### WHAT TO WORK ON
Type the records out again in full, exactly.

Dataset records:
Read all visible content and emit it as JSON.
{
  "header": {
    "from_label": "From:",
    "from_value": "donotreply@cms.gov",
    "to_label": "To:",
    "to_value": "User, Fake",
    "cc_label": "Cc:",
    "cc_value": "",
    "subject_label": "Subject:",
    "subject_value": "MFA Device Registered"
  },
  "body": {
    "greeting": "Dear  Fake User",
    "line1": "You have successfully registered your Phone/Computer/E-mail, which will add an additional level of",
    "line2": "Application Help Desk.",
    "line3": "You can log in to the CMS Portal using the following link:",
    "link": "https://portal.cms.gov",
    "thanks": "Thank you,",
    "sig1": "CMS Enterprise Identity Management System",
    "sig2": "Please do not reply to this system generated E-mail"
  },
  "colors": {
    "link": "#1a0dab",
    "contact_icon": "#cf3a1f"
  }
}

### THE SOLUTION
Read all visible content and emit it as JSON.
{
  "header": {
    "from_label": "From:",
    "from_value": "donotreply@cms.gov",
    "to_label": "To:",
    "to_value": "User, Fake",
    "cc_label": "Cc:",
    "cc_value": "",
    "subject_label": "Subject:",
    "subject_value": "MFA Device Registered"
  },
  "body": {
    "greeting": "Dear  Fake User",
    "line1": "You have successfully registered your Phone/Computer/E-mail, which will add an additional level of",
    "line2": "Application Help Desk.",
    "line3": "You can log in to the CMS Portal using the following link:",
    "link": "https://portal.cms.gov",
    "thanks": "Thank you,",
    "sig1": "CMS Enterprise Identity Management System",
    "sig2": "Please do not reply to this system generated E-mail"
  },
  "colors": {
    "link": "#1a0dab",
    "contact_icon": "#cf3a1f"
  }
}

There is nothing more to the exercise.